## START

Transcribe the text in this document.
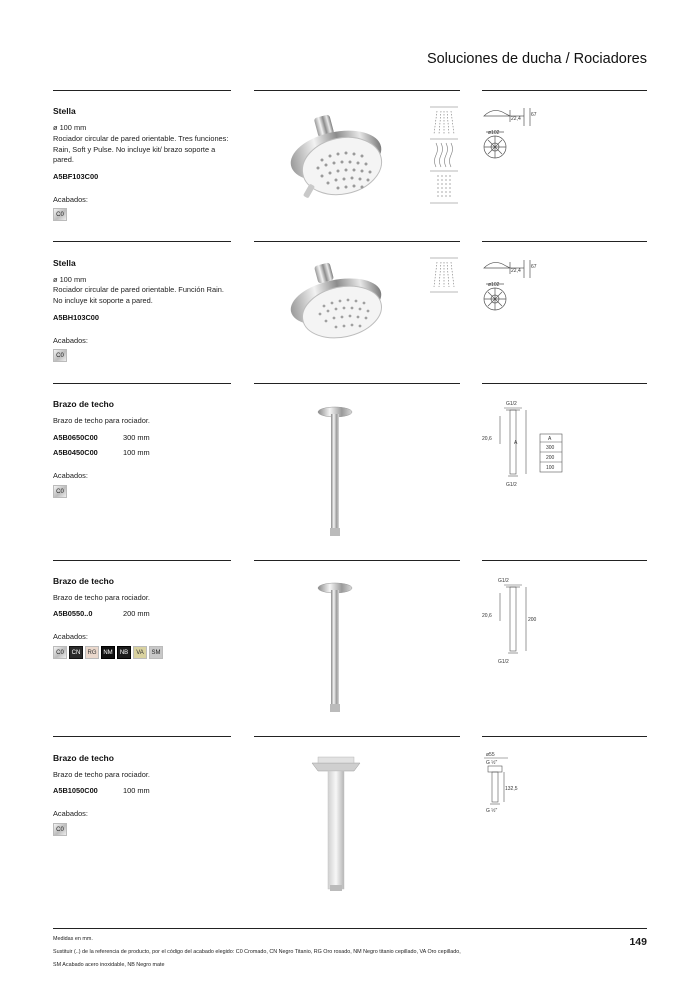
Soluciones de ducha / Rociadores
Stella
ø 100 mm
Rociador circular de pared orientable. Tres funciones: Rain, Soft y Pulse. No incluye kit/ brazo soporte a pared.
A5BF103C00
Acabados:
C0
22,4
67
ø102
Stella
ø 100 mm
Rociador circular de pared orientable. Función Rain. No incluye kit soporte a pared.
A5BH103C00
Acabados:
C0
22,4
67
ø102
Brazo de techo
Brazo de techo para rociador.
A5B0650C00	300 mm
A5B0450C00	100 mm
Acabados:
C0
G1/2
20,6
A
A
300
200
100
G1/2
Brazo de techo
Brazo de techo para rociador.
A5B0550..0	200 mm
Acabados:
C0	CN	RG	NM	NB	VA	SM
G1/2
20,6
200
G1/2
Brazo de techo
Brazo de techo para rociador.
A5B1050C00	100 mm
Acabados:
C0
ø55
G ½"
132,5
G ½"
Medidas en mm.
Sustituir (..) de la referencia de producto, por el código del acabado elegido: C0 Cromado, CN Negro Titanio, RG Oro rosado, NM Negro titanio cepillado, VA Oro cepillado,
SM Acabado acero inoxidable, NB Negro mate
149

## END

■ Exercise objective ■
The listing above must be printed again exactly, minus its pictures.

■ Output of the exercise ■
Transcribe the text in this document.
Soluciones de ducha / Rociadores
Stella
ø 100 mm
Rociador circular de pared orientable. Tres funciones: Rain, Soft y Pulse. No incluye kit/ brazo soporte a pared.
A5BF103C00
Acabados:
C0
22,4
67
ø102
Stella
ø 100 mm
Rociador circular de pared orientable. Función Rain. No incluye kit soporte a pared.
A5BH103C00
Acabados:
C0
22,4
67
ø102
Brazo de techo
Brazo de techo para rociador.
A5B0650C00	300 mm
A5B0450C00	100 mm
Acabados:
C0
G1/2
20,6
A
A
300
200
100
G1/2
Brazo de techo
Brazo de techo para rociador.
A5B0550..0	200 mm
Acabados:
C0	CN	RG	NM	NB	VA	SM
G1/2
20,6
200
G1/2
Brazo de techo
Brazo de techo para rociador.
A5B1050C00	100 mm
Acabados:
C0
ø55
G ½"
132,5
G ½"
Medidas en mm.
Sustituir (..) de la referencia de producto, por el código del acabado elegido: C0 Cromado, CN Negro Titanio, RG Oro rosado, NM Negro titanio cepillado, VA Oro cepillado,
SM Acabado acero inoxidable, NB Negro mate
149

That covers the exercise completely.